Pictures do not belong in the copy; quote every entry below exactly.

* * * *

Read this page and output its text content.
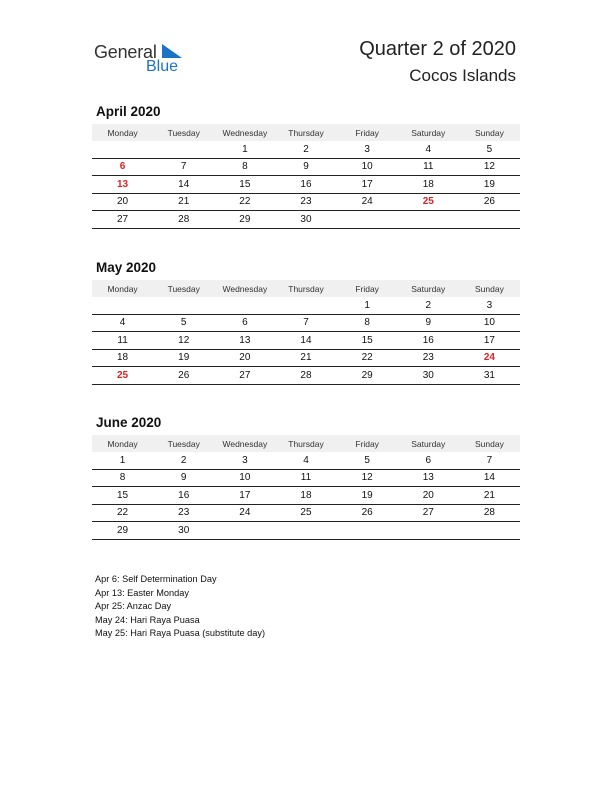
General
Blue
Quarter 2 of 2020
Cocos Islands
April 2020
Monday	Tuesday	Wednesday	Thursday	Friday	Saturday	Sunday
		1	2	3	4	5
6	7	8	9	10	11	12
13	14	15	16	17	18	19
20	21	22	23	24	25	26
27	28	29	30			
May 2020
Monday	Tuesday	Wednesday	Thursday	Friday	Saturday	Sunday
				1	2	3
4	5	6	7	8	9	10
11	12	13	14	15	16	17
18	19	20	21	22	23	24
25	26	27	28	29	30	31
June 2020
Monday	Tuesday	Wednesday	Thursday	Friday	Saturday	Sunday
1	2	3	4	5	6	7
8	9	10	11	12	13	14
15	16	17	18	19	20	21
22	23	24	25	26	27	28
29	30					
Apr 6: Self Determination Day
Apr 13: Easter Monday
Apr 25: Anzac Day
May 24: Hari Raya Puasa
May 25: Hari Raya Puasa (substitute day)
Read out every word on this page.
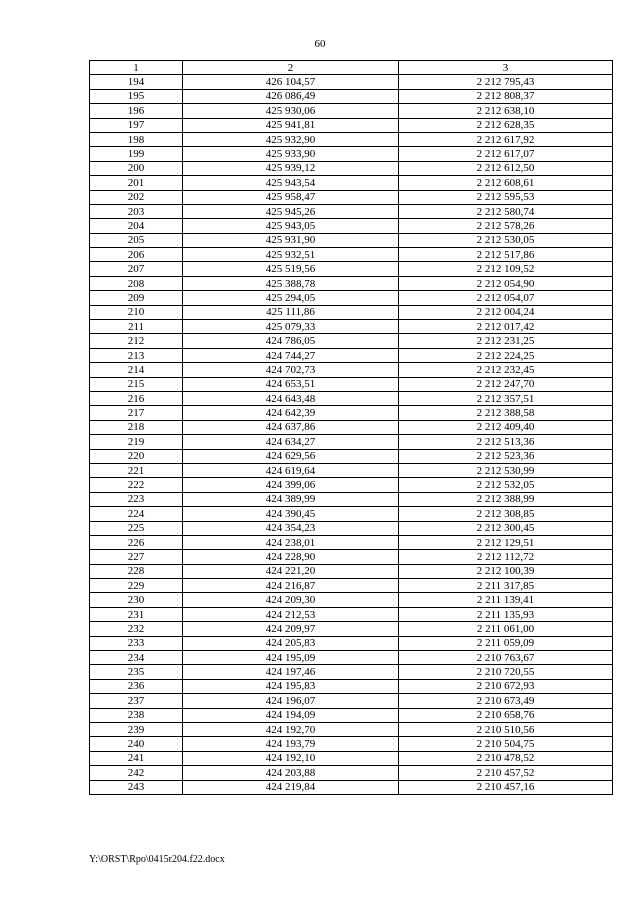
60
1	2	3
194	426 104,57	2 212 795,43
195	426 086,49	2 212 808,37
196	425 930,06	2 212 638,10
197	425 941,81	2 212 628,35
198	425 932,90	2 212 617,92
199	425 933,90	2 212 617,07
200	425 939,12	2 212 612,50
201	425 943,54	2 212 608,61
202	425 958,47	2 212 595,53
203	425 945,26	2 212 580,74
204	425 943,05	2 212 578,26
205	425 931,90	2 212 530,05
206	425 932,51	2 212 517,86
207	425 519,56	2 212 109,52
208	425 388,78	2 212 054,90
209	425 294,05	2 212 054,07
210	425 111,86	2 212 004,24
211	425 079,33	2 212 017,42
212	424 786,05	2 212 231,25
213	424 744,27	2 212 224,25
214	424 702,73	2 212 232,45
215	424 653,51	2 212 247,70
216	424 643,48	2 212 357,51
217	424 642,39	2 212 388,58
218	424 637,86	2 212 409,40
219	424 634,27	2 212 513,36
220	424 629,56	2 212 523,36
221	424 619,64	2 212 530,99
222	424 399,06	2 212 532,05
223	424 389,99	2 212 388,99
224	424 390,45	2 212 308,85
225	424 354,23	2 212 300,45
226	424 238,01	2 212 129,51
227	424 228,90	2 212 112,72
228	424 221,20	2 212 100,39
229	424 216,87	2 211 317,85
230	424 209,30	2 211 139,41
231	424 212,53	2 211 135,93
232	424 209,97	2 211 061,00
233	424 205,83	2 211 059,09
234	424 195,09	2 210 763,67
235	424 197,46	2 210 720,55
236	424 195,83	2 210 672,93
237	424 196,07	2 210 673,49
238	424 194,09	2 210 658,76
239	424 192,70	2 210 510,56
240	424 193,79	2 210 504,75
241	424 192,10	2 210 478,52
242	424 203,88	2 210 457,52
243	424 219,84	2 210 457,16
Y:\ORST\Rpo\0415r204.f22.docx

* * * *

> **REPLY**
Read this page and output its text content.
General
Blue
Quarter 2 of 2020
Cocos Islands
April 2020
Monday	Tuesday	Wednesday	Thursday	Friday	Saturday	Sunday
		1	2	3	4	5
6	7	8	9	10	11	12
13	14	15	16	17	18	19
20	21	22	23	24	25	26
27	28	29	30			
May 2020
Monday	Tuesday	Wednesday	Thursday	Friday	Saturday	Sunday
				1	2	3
4	5	6	7	8	9	10
11	12	13	14	15	16	17
18	19	20	21	22	23	24
25	26	27	28	29	30	31
June 2020
Monday	Tuesday	Wednesday	Thursday	Friday	Saturday	Sunday
1	2	3	4	5	6	7
8	9	10	11	12	13	14
15	16	17	18	19	20	21
22	23	24	25	26	27	28
29	30					
Apr 6: Self Determination Day
Apr 13: Easter Monday
Apr 25: Anzac Day
May 24: Hari Raya Puasa
May 25: Hari Raya Puasa (substitute day)
Read out every word on this page.
60
1	2	3
194	426 104,57	2 212 795,43
195	426 086,49	2 212 808,37
196	425 930,06	2 212 638,10
197	425 941,81	2 212 628,35
198	425 932,90	2 212 617,92
199	425 933,90	2 212 617,07
200	425 939,12	2 212 612,50
201	425 943,54	2 212 608,61
202	425 958,47	2 212 595,53
203	425 945,26	2 212 580,74
204	425 943,05	2 212 578,26
205	425 931,90	2 212 530,05
206	425 932,51	2 212 517,86
207	425 519,56	2 212 109,52
208	425 388,78	2 212 054,90
209	425 294,05	2 212 054,07
210	425 111,86	2 212 004,24
211	425 079,33	2 212 017,42
212	424 786,05	2 212 231,25
213	424 744,27	2 212 224,25
214	424 702,73	2 212 232,45
215	424 653,51	2 212 247,70
216	424 643,48	2 212 357,51
217	424 642,39	2 212 388,58
218	424 637,86	2 212 409,40
219	424 634,27	2 212 513,36
220	424 629,56	2 212 523,36
221	424 619,64	2 212 530,99
222	424 399,06	2 212 532,05
223	424 389,99	2 212 388,99
224	424 390,45	2 212 308,85
225	424 354,23	2 212 300,45
226	424 238,01	2 212 129,51
227	424 228,90	2 212 112,72
228	424 221,20	2 212 100,39
229	424 216,87	2 211 317,85
230	424 209,30	2 211 139,41
231	424 212,53	2 211 135,93
232	424 209,97	2 211 061,00
233	424 205,83	2 211 059,09
234	424 195,09	2 210 763,67
235	424 197,46	2 210 720,55
236	424 195,83	2 210 672,93
237	424 196,07	2 210 673,49
238	424 194,09	2 210 658,76
239	424 192,70	2 210 510,56
240	424 193,79	2 210 504,75
241	424 192,10	2 210 478,52
242	424 203,88	2 210 457,52
243	424 219,84	2 210 457,16
Y:\ORST\Rpo\0415r204.f22.docx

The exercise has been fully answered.